#### [TASK INSTRUCTIONS]
Write out the whole of the material exactly.

#### [GIVEN INFORMATION]
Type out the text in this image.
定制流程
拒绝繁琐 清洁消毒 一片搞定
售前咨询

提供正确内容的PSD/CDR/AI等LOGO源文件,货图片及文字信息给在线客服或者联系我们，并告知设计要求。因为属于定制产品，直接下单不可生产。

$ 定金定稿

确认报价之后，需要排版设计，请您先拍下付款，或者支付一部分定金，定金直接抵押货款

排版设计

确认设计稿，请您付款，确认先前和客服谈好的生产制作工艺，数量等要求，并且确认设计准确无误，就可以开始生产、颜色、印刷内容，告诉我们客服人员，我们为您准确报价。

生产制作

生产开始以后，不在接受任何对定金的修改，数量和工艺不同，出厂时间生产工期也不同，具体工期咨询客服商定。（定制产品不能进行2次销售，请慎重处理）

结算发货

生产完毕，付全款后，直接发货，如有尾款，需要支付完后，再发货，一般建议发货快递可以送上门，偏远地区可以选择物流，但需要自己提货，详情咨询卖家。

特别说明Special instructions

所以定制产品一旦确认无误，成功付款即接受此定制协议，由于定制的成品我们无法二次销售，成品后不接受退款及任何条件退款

#### [FULL OUTPUT]
Type out the text in this image.
定制流程
拒绝繁琐 清洁消毒 一片搞定
售前咨询

提供正确内容的PSD/CDR/AI等LOGO源文件,货图片及文字信息给在线客服或者联系我们，并告知设计要求。因为属于定制产品，直接下单不可生产。

$ 定金定稿

确认报价之后，需要排版设计，请您先拍下付款，或者支付一部分定金，定金直接抵押货款

排版设计

确认设计稿，请您付款，确认先前和客服谈好的生产制作工艺，数量等要求，并且确认设计准确无误，就可以开始生产、颜色、印刷内容，告诉我们客服人员，我们为您准确报价。

生产制作

生产开始以后，不在接受任何对定金的修改，数量和工艺不同，出厂时间生产工期也不同，具体工期咨询客服商定。（定制产品不能进行2次销售，请慎重处理）

结算发货

生产完毕，付全款后，直接发货，如有尾款，需要支付完后，再发货，一般建议发货快递可以送上门，偏远地区可以选择物流，但需要自己提货，详情咨询卖家。

特别说明Special instructions

所以定制产品一旦确认无误，成功付款即接受此定制协议，由于定制的成品我们无法二次销售，成品后不接受退款及任何条件退款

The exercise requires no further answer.